- Required task -
Search the listing for "heading" and copy every line where it appears.

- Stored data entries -
╔══

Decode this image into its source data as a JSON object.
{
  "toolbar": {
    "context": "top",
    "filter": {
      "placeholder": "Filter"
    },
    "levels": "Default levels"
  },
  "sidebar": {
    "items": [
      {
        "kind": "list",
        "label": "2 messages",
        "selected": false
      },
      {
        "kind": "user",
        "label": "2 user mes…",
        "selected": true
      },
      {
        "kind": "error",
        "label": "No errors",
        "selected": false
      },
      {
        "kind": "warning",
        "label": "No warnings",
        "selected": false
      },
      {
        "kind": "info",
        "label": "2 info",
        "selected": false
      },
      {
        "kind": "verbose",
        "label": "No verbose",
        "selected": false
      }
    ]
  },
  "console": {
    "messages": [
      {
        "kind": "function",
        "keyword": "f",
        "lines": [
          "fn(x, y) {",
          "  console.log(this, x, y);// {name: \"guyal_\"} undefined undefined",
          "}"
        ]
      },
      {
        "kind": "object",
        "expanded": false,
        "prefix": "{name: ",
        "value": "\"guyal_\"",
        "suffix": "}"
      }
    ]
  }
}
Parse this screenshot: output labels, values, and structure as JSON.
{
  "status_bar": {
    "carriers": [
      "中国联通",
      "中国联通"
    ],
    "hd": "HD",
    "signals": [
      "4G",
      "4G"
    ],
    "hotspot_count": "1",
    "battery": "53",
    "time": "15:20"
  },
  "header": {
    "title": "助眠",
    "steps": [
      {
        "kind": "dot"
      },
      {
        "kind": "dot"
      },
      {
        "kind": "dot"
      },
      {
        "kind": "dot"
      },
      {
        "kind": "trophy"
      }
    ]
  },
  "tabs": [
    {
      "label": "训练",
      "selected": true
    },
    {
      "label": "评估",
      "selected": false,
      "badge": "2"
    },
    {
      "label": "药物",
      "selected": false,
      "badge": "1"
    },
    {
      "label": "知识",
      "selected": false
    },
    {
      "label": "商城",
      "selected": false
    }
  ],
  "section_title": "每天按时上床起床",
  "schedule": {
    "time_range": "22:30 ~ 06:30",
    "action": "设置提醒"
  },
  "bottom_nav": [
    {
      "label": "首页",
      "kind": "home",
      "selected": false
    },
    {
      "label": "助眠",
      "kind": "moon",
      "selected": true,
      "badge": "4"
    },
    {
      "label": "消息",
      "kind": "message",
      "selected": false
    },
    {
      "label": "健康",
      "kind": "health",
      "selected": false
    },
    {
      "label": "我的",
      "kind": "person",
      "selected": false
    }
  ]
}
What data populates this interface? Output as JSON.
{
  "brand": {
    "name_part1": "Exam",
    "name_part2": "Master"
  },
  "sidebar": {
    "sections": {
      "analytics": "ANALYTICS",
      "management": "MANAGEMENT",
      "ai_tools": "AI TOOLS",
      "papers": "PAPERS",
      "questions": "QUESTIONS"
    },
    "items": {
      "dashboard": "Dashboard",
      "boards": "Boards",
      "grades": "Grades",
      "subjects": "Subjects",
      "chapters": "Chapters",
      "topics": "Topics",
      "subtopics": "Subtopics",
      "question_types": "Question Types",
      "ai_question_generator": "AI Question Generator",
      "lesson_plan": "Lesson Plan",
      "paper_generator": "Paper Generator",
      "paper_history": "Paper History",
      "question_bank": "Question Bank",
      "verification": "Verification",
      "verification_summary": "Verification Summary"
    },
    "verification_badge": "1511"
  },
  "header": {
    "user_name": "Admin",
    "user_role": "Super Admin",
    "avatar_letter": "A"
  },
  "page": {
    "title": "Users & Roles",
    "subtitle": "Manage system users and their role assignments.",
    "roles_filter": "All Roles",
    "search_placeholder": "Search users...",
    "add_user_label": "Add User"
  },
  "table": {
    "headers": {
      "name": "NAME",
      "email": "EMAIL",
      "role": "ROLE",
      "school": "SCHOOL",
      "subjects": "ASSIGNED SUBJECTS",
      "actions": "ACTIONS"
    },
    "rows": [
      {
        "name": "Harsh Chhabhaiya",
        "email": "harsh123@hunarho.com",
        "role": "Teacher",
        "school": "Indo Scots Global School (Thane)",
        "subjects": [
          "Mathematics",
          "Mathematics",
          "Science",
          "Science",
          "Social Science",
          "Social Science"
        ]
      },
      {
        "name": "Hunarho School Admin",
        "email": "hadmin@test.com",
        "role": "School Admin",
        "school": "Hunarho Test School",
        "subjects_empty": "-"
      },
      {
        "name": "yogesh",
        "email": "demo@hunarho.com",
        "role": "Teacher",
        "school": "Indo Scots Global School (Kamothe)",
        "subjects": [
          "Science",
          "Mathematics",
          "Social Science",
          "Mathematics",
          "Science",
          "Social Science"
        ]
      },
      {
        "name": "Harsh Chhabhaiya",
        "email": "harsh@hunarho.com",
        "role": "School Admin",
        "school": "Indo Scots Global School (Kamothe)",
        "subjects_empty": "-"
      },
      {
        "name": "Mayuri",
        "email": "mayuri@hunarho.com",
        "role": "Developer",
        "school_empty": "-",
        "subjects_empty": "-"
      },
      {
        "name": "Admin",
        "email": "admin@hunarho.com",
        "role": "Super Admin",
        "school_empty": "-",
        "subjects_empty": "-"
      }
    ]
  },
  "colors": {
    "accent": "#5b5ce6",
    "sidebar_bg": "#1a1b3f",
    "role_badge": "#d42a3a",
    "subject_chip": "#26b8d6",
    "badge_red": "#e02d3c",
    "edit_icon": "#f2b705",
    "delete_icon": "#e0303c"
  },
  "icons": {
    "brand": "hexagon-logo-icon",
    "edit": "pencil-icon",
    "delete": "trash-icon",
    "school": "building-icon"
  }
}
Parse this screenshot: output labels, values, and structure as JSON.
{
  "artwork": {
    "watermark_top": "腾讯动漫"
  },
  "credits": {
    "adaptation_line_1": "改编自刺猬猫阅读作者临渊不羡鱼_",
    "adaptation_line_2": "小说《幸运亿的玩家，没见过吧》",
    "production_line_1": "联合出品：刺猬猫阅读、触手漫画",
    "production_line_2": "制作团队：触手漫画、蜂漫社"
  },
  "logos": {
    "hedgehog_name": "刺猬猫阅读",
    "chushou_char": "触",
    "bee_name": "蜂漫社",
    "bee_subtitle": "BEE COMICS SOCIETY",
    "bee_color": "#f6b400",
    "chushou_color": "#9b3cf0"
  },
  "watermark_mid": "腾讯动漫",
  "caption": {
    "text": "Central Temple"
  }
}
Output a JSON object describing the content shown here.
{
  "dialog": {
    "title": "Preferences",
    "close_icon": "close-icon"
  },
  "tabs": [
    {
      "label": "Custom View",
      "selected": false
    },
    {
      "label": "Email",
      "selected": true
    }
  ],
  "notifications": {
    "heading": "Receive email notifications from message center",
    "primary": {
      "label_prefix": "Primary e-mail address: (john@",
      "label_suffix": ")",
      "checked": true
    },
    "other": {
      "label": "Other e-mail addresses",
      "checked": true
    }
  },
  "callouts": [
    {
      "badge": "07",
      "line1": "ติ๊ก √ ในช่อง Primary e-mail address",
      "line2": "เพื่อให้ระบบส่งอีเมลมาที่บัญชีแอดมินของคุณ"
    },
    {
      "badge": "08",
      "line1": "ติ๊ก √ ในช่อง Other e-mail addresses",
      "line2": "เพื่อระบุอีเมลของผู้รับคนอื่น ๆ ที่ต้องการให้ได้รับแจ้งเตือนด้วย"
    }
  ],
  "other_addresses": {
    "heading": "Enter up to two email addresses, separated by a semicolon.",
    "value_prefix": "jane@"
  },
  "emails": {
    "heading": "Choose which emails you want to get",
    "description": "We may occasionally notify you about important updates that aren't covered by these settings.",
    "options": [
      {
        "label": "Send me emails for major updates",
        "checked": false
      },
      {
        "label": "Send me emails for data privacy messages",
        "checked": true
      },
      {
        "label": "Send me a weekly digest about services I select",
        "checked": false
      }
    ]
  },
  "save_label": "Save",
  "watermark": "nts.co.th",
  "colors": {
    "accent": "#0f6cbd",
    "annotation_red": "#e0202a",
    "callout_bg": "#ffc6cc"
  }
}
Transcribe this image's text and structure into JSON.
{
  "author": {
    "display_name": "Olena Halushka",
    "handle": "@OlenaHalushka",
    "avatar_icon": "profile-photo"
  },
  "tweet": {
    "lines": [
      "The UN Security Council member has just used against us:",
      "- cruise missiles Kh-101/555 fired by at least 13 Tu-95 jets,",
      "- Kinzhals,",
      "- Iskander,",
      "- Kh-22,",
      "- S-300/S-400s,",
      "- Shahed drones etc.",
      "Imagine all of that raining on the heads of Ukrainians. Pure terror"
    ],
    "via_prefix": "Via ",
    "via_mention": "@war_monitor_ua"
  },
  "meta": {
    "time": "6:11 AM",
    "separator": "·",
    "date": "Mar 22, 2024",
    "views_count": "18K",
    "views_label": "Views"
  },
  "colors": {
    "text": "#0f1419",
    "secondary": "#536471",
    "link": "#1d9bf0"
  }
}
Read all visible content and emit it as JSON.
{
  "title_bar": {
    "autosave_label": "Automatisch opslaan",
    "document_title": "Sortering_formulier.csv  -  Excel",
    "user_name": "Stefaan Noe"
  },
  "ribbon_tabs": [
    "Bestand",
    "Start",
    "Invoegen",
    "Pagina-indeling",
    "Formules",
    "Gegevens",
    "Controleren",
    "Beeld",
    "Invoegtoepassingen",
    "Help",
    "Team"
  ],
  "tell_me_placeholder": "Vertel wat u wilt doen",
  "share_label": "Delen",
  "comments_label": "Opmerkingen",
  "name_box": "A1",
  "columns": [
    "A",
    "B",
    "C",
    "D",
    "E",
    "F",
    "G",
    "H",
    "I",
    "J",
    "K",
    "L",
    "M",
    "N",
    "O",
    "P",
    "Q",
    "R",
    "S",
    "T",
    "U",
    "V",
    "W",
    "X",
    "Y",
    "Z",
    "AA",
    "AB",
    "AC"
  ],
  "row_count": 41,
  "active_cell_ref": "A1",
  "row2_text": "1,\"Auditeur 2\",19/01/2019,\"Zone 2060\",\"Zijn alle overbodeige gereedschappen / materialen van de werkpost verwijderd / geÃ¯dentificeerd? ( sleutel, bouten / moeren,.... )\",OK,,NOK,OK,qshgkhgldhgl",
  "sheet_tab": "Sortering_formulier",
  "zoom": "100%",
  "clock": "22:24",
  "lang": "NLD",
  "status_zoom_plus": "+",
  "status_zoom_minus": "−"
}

╚══

- Exercise answer -
    "heading": "Receive email notifications from message center",
    "heading": "Enter up to two email addresses, separated by a semicolon.",
    "heading": "Choose which emails you want to get",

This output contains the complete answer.